* WHAT YOU WILL DO: Wherever the word "Station" appears in the entries, copy the whole line.

* LISTED ENTRIES:
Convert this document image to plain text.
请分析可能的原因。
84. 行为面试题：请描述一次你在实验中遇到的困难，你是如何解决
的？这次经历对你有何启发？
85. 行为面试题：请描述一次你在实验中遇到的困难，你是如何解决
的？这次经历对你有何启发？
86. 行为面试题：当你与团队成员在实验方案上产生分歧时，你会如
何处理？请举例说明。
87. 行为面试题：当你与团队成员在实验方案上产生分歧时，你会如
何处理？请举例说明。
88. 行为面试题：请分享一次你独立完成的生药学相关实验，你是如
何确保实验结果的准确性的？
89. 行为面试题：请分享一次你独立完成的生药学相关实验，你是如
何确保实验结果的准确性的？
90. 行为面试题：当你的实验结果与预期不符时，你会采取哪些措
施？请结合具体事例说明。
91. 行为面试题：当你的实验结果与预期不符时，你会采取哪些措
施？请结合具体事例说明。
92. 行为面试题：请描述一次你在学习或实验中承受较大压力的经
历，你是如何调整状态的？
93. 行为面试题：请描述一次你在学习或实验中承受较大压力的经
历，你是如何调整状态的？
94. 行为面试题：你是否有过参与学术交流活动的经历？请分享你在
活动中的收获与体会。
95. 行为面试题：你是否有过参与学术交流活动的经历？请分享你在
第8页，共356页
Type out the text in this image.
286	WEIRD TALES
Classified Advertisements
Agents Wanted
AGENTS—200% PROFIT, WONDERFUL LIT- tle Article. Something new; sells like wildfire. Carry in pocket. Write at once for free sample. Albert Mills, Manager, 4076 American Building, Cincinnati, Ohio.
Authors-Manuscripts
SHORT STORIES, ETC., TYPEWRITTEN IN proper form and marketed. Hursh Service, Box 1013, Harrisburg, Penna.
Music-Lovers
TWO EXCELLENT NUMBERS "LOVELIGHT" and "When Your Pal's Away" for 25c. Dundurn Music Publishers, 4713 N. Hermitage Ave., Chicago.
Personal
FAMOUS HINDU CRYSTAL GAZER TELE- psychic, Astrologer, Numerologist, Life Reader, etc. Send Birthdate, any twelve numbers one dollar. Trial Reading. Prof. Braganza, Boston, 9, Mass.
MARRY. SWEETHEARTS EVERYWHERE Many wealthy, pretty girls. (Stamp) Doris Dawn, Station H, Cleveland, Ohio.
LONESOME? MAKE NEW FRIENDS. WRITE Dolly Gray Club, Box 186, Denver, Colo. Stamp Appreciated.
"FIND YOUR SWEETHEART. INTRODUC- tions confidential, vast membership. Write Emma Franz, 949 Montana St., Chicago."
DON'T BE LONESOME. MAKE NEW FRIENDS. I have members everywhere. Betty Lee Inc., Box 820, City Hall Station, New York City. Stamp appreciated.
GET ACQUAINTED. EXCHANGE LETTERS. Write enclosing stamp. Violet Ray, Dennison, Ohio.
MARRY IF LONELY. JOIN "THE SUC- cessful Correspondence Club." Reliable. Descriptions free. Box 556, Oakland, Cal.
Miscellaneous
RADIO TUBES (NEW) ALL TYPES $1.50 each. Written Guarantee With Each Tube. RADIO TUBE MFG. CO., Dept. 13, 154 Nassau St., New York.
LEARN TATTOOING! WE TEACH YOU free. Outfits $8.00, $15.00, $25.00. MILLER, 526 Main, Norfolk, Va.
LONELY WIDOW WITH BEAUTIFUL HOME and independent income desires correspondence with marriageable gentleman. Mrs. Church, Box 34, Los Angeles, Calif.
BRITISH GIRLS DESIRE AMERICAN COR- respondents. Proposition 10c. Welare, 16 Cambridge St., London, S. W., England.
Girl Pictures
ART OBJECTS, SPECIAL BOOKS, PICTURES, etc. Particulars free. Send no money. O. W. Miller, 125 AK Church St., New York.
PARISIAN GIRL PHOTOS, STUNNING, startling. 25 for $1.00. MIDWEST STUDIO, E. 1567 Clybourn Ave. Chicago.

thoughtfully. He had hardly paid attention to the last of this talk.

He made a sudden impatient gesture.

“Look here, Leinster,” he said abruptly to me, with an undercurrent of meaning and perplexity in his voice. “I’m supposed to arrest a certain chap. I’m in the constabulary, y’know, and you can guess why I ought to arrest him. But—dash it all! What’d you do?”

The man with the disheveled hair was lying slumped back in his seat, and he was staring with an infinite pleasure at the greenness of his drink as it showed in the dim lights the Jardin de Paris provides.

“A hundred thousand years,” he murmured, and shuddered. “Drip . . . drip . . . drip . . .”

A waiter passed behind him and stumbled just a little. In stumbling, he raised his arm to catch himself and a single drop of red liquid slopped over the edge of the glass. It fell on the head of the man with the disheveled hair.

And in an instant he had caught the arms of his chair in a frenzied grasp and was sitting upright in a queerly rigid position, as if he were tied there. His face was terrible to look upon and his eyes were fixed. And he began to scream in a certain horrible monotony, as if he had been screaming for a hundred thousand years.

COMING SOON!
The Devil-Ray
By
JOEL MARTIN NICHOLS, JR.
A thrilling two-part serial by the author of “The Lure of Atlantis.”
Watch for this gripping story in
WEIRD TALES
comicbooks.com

* TASK RESPONSE:
MARRY. SWEETHEARTS EVERYWHERE Many wealthy, pretty girls. (Stamp) Doris Dawn, Station H, Cleveland, Ohio.
DON'T BE LONESOME. MAKE NEW FRIENDS. I have members everywhere. Betty Lee Inc., Box 820, City Hall Station, New York City. Stamp appreciated.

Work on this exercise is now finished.